=== Records supplied ===
────────

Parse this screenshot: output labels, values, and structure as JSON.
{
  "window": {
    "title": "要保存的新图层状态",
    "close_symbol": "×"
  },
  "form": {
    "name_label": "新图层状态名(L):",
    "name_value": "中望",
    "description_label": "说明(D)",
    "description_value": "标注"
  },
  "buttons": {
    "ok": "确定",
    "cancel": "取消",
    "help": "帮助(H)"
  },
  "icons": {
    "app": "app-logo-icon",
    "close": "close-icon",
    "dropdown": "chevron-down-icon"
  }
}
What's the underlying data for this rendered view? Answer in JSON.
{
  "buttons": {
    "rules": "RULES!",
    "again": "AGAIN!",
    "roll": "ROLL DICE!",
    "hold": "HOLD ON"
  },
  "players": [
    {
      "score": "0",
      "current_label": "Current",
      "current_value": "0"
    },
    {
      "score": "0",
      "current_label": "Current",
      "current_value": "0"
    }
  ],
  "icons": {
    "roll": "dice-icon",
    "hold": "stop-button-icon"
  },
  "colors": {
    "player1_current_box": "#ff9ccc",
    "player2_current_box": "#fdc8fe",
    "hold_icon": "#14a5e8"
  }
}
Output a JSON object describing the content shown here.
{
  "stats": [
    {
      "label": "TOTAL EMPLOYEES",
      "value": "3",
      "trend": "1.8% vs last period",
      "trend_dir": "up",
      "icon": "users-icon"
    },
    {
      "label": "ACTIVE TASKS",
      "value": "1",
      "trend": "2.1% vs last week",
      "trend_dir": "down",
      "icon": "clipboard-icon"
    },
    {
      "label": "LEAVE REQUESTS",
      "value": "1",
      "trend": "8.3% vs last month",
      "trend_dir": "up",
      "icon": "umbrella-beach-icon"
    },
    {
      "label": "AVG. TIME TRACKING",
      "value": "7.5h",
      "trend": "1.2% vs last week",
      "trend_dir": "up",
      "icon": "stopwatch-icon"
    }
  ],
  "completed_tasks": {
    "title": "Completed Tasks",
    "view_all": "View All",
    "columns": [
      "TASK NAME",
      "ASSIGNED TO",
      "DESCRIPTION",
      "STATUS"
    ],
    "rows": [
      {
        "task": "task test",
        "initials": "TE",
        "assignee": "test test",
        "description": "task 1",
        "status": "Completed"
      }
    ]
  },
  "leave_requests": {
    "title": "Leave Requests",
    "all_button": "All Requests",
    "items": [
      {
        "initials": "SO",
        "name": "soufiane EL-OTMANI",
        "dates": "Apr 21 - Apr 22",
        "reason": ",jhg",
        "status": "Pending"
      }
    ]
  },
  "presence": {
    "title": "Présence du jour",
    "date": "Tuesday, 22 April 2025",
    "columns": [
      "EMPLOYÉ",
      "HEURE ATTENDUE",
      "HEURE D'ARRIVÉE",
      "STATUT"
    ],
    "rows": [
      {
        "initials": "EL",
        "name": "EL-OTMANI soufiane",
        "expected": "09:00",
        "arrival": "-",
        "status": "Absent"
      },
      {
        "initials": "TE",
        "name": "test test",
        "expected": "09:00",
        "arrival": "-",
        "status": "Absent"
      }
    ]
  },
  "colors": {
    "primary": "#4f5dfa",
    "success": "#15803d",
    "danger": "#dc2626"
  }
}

────────

Repeat the data in its entirety, character for character.

Parse this screenshot: output labels, values, and structure as JSON.
{
  "window": {
    "title": "要保存的新图层状态",
    "close_symbol": "×"
  },
  "form": {
    "name_label": "新图层状态名(L):",
    "name_value": "中望",
    "description_label": "说明(D)",
    "description_value": "标注"
  },
  "buttons": {
    "ok": "确定",
    "cancel": "取消",
    "help": "帮助(H)"
  },
  "icons": {
    "app": "app-logo-icon",
    "close": "close-icon",
    "dropdown": "chevron-down-icon"
  }
}
What's the underlying data for this rendered view? Answer in JSON.
{
  "buttons": {
    "rules": "RULES!",
    "again": "AGAIN!",
    "roll": "ROLL DICE!",
    "hold": "HOLD ON"
  },
  "players": [
    {
      "score": "0",
      "current_label": "Current",
      "current_value": "0"
    },
    {
      "score": "0",
      "current_label": "Current",
      "current_value": "0"
    }
  ],
  "icons": {
    "roll": "dice-icon",
    "hold": "stop-button-icon"
  },
  "colors": {
    "player1_current_box": "#ff9ccc",
    "player2_current_box": "#fdc8fe",
    "hold_icon": "#14a5e8"
  }
}
Output a JSON object describing the content shown here.
{
  "stats": [
    {
      "label": "TOTAL EMPLOYEES",
      "value": "3",
      "trend": "1.8% vs last period",
      "trend_dir": "up",
      "icon": "users-icon"
    },
    {
      "label": "ACTIVE TASKS",
      "value": "1",
      "trend": "2.1% vs last week",
      "trend_dir": "down",
      "icon": "clipboard-icon"
    },
    {
      "label": "LEAVE REQUESTS",
      "value": "1",
      "trend": "8.3% vs last month",
      "trend_dir": "up",
      "icon": "umbrella-beach-icon"
    },
    {
      "label": "AVG. TIME TRACKING",
      "value": "7.5h",
      "trend": "1.2% vs last week",
      "trend_dir": "up",
      "icon": "stopwatch-icon"
    }
  ],
  "completed_tasks": {
    "title": "Completed Tasks",
    "view_all": "View All",
    "columns": [
      "TASK NAME",
      "ASSIGNED TO",
      "DESCRIPTION",
      "STATUS"
    ],
    "rows": [
      {
        "task": "task test",
        "initials": "TE",
        "assignee": "test test",
        "description": "task 1",
        "status": "Completed"
      }
    ]
  },
  "leave_requests": {
    "title": "Leave Requests",
    "all_button": "All Requests",
    "items": [
      {
        "initials": "SO",
        "name": "soufiane EL-OTMANI",
        "dates": "Apr 21 - Apr 22",
        "reason": ",jhg",
        "status": "Pending"
      }
    ]
  },
  "presence": {
    "title": "Présence du jour",
    "date": "Tuesday, 22 April 2025",
    "columns": [
      "EMPLOYÉ",
      "HEURE ATTENDUE",
      "HEURE D'ARRIVÉE",
      "STATUT"
    ],
    "rows": [
      {
        "initials": "EL",
        "name": "EL-OTMANI soufiane",
        "expected": "09:00",
        "arrival": "-",
        "status": "Absent"
      },
      {
        "initials": "TE",
        "name": "test test",
        "expected": "09:00",
        "arrival": "-",
        "status": "Absent"
      }
    ]
  },
  "colors": {
    "primary": "#4f5dfa",
    "success": "#15803d",
    "danger": "#dc2626"
  }
}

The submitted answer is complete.